**WHAT THIS TASK INVOLVES**
Reproduce the lines below word for word, from the first one through the line containing "x-tick-label: 1950 [79, 426, 122, 446]".

**DATASET EXCERPTS**
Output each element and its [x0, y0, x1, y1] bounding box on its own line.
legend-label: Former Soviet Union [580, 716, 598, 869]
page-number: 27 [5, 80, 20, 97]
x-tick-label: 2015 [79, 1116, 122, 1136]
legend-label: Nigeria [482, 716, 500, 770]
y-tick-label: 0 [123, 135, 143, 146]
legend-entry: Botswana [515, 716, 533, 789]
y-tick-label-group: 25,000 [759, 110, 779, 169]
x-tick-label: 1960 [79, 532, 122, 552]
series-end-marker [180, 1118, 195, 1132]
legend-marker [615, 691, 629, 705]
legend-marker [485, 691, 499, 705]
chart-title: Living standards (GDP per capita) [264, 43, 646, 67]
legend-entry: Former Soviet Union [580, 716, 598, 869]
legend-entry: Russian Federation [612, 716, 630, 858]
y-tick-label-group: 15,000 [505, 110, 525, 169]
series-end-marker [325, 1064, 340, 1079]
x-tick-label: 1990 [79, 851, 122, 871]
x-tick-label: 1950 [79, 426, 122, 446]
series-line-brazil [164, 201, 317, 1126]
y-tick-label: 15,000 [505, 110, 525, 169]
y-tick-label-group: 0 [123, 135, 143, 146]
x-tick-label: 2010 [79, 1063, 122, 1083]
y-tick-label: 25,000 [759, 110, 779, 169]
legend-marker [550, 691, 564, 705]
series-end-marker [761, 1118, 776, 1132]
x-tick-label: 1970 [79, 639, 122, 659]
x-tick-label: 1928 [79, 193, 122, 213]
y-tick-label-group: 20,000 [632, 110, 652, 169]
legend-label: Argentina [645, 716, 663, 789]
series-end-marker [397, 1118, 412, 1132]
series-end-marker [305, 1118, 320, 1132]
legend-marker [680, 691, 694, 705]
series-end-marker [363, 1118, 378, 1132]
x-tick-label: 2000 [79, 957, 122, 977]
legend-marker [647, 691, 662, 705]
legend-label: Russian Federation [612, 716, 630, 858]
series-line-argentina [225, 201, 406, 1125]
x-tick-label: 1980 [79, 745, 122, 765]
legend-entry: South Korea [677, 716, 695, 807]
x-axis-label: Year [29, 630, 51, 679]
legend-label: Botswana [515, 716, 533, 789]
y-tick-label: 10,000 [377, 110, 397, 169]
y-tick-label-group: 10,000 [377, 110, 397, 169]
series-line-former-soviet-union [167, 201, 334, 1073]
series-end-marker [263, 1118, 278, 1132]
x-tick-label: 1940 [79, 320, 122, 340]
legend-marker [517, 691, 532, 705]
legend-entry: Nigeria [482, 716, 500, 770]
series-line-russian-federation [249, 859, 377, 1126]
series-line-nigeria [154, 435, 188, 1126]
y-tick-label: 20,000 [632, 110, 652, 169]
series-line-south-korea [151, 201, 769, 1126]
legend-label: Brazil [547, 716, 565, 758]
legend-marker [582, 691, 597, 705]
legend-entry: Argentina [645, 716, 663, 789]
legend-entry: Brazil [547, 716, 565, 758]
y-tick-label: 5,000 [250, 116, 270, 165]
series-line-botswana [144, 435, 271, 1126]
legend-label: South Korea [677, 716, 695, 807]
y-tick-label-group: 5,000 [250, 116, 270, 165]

**EXERCISE OUTPUT**
Output each element and its [x0, y0, x1, y1] bounding box on its own line.
legend-label: Former Soviet Union [580, 716, 598, 869]
page-number: 27 [5, 80, 20, 97]
x-tick-label: 2015 [79, 1116, 122, 1136]
legend-label: Nigeria [482, 716, 500, 770]
y-tick-label: 0 [123, 135, 143, 146]
legend-entry: Botswana [515, 716, 533, 789]
y-tick-label-group: 25,000 [759, 110, 779, 169]
x-tick-label: 1960 [79, 532, 122, 552]
series-end-marker [180, 1118, 195, 1132]
legend-marker [615, 691, 629, 705]
legend-marker [485, 691, 499, 705]
chart-title: Living standards (GDP per capita) [264, 43, 646, 67]
legend-entry: Former Soviet Union [580, 716, 598, 869]
legend-entry: Russian Federation [612, 716, 630, 858]
y-tick-label-group: 15,000 [505, 110, 525, 169]
series-end-marker [325, 1064, 340, 1079]
x-tick-label: 1990 [79, 851, 122, 871]
x-tick-label: 1950 [79, 426, 122, 446]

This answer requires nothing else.